EXCERPT PROVIDED
⟨

Environmental data sets with exclusively qualitative variables are not very frequent. Some variables are easy to measure automatically on a continuous scale, while others are intrinsically qualitative. So the most frequent case is a table containing a mix of qualitative and quantitative variables. In this case, one can choose between two strategies: transforming quantitative variables to qualitative ones and using MCA, or considering qualitative variables as quantitative ones and using PCA.

The first strategy can be used when the number quantitative variables is low. If this is not the case (most variables are quantitative with just a few qualitative ones), the loss of information may badly influence the results of the data analysis procedure. The second strategy can be used when qualitative variables are in fact ordered qualitative variables (e.g., categories low}, medium and high). In this case, using PCA can be relevant (if linear trends are expected) but it is not a viable solution when qualitative variables contains categories that cannot be oredered (e.g., blue, red and green).

The Hill and Smith Analysis (HillSmith76) is a data analysis method that is able to deal directly with a data table containing a mix of quantitative and (ordered or unordered) qualitative variables. This method does not modify the original characteristics of the variables, avoiding the arbitrary choices of the two previous strategies. If all the variables are quantitative, then the results of HSA are identical to those of PCA. If all the variables are qualitative, then the results are identical to those of MCA. And if there is a mix of \(p\) quantitative variables and \(q\) qualitative variables, then the analysis is an optimal combination of the properties of the two analyses.

The row weights of this analysis are the same as the row weights of the PCA of the p quantitative variables, and are also equal to the row weights of the MCA of the q qualitative variables. The column weights are different: for quantitative variables, column weights are equal to 1/(p+q), instead of 1 in a PCA. For qualitative variables, the weights are computed as in MCA (sum of the weights of the individuals belonging to each category, divided by q), except that it is divided here by the total number of variables (p+q) instead of q. The total sum of column weights is therefore equal to 1, and qualitative and quantitative variables have the same weights.

To illustrate HSA, we consider the Doubs data where the first six variables are considered as qualitative and the last five as quantitative:

menv <- cbind(fenv[, 1:6], env[, 7:11])

The Hill and Smith Analysis is then computed on the resulting table using the dudi.hillsmith function of the ade4 package. The scatter function can then be used to draw the biplot, where quantitative variables appear as simple labels, while qualitative ones appear with one label for each category.

hs1 <- dudi.hillsmith(menv, scannf = FALSE)
scatter(hs1, posieig = "bottomleft")

The score function can also be used to highlight the properties of the method. HSA maximises the squared correlation for quantitative variables (i.e., the criteria of PCA) and the correlation ratio for qualitative variables (i.e., the criteria of MCA). As consequence, the next figure can be interpreted as the previous one for quantitative variables and for qualitative variables.

score(hs1, col = TRUE)

These values are also stored in hs1$cr:

hs1$cr
#>            RS1         RS2
#> dfs 0.70221662 0.840069215
#> alt 0.65252421 0.741725649
#> slo 0.41025629 0.157049355
#> flo 0.63964656 0.633380517
#> pH  0.02332208 0.225874627
#> har 0.42895368 0.320769976
#> pho 0.75512094 0.046148513
#> nit 0.85903395 0.008401339
#> amm 0.70428031 0.069365094
#> oxy 0.61287111 0.202631179
#> bdo 0.63869975 0.126526651

Other simple methods

The ade4 package provides other methods for the analysis of an environmental table, but we are not going to detail them here. Here is the list of the functions and the corresponding methods (see the online documentation for more information on how to use them and examples of application):

  • dudi.fca: Fuzzy Correspondence Analysis. Fuzzy variables are a generalisation of categorical variables, where items have a given probability of belonging to the categories of each fuzzy variable.
  • dudi.fpca: Fuzzy PCA (see above)
  • dudi.mix: Mixed type Analysis. This is an alternative to the dudi.hillsmith function.

⟩

Data for document layout analysis
⟨

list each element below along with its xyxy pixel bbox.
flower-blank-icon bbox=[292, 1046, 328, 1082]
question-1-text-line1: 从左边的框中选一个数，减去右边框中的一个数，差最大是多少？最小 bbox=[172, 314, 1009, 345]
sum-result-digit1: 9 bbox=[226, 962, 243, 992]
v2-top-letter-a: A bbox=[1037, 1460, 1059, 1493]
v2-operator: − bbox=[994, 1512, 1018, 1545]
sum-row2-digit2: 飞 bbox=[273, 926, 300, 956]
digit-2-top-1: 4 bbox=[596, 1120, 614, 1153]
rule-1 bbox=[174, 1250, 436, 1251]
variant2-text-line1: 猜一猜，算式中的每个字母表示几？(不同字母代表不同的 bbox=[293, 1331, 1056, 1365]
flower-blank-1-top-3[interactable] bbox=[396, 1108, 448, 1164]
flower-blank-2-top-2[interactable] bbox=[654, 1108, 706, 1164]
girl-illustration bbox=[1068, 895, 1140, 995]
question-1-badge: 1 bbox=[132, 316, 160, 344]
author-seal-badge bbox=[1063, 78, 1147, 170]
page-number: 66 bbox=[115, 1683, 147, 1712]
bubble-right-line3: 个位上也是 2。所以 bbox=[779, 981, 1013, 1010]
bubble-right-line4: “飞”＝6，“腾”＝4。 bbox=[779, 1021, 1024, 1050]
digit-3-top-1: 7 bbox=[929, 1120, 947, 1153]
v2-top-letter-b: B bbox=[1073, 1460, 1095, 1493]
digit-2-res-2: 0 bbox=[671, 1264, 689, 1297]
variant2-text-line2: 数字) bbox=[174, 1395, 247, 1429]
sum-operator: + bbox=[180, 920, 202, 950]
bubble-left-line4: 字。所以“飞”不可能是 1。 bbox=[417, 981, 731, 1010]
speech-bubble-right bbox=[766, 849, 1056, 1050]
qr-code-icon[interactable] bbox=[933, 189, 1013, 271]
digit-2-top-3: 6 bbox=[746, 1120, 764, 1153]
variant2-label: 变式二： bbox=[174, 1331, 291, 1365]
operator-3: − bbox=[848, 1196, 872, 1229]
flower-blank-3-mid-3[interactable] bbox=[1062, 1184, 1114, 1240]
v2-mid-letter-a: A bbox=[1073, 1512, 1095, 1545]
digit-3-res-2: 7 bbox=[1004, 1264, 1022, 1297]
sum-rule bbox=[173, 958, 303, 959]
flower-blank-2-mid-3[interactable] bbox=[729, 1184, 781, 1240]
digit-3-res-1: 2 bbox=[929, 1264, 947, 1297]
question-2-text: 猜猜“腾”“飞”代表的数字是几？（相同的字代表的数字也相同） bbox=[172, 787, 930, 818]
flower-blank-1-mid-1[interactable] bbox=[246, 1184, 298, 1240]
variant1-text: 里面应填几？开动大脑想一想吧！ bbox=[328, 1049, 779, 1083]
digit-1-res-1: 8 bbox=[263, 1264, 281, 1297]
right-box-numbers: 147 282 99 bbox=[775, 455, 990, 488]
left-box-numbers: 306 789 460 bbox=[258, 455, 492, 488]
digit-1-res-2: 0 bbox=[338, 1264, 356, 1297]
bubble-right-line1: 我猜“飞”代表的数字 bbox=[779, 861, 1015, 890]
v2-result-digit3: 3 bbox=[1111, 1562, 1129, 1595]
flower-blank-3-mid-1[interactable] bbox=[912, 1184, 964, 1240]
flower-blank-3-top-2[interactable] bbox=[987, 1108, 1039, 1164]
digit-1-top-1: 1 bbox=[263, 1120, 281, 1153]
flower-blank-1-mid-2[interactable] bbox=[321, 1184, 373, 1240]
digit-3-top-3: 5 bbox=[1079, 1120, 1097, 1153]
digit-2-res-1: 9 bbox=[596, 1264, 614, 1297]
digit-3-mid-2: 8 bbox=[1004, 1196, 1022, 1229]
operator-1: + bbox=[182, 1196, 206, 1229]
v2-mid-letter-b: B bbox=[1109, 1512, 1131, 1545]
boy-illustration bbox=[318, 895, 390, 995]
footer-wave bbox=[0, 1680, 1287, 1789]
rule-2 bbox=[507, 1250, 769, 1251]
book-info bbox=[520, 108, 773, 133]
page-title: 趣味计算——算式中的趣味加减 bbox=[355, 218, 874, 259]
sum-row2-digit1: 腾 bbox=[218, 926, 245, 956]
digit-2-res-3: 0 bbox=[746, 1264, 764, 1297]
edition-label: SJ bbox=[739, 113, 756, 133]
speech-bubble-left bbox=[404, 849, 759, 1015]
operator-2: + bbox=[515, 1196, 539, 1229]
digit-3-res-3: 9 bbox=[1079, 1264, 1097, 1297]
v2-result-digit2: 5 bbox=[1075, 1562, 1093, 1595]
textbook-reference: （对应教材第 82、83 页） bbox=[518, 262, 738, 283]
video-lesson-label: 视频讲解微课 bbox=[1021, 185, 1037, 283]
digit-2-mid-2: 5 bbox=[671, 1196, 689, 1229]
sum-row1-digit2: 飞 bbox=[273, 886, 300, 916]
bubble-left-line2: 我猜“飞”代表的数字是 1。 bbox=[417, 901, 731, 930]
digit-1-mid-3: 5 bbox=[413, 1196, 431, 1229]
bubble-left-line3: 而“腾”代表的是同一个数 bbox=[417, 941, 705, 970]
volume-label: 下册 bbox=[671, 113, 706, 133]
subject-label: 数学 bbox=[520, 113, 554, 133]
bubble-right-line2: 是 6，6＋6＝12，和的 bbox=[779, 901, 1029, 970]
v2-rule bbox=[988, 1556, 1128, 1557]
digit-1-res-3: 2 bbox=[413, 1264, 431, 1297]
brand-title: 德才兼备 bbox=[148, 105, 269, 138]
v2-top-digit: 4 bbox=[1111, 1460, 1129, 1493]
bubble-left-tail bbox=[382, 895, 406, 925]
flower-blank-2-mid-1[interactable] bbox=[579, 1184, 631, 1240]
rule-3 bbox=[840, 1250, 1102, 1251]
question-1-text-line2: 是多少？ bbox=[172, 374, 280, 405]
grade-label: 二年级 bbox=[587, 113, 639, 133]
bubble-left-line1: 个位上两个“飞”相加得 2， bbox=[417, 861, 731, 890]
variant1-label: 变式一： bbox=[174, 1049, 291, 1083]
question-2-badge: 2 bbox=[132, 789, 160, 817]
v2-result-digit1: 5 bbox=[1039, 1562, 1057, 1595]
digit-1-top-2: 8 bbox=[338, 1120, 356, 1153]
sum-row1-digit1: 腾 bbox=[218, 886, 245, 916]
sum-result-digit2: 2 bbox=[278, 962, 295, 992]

⟩

PROBLEM DESCRIPTION
Reproduce the excerpt on Hill and Smith Analysis from "hs1 <- dudi.hillsmith(menv, scannf" to "for qualitative variables.".

ANSWER FOR THE TASK
hs1 <- dudi.hillsmith(menv, scannf = FALSE)
scatter(hs1, posieig = "bottomleft")

The score function can also be used to highlight the properties of the method. HSA maximises the squared correlation for quantitative variables (i.e., the criteria of PCA) and the correlation ratio for qualitative variables (i.e., the criteria of MCA). As consequence, the next figure can be interpreted as the previous one for quantitative variables and for qualitative variables.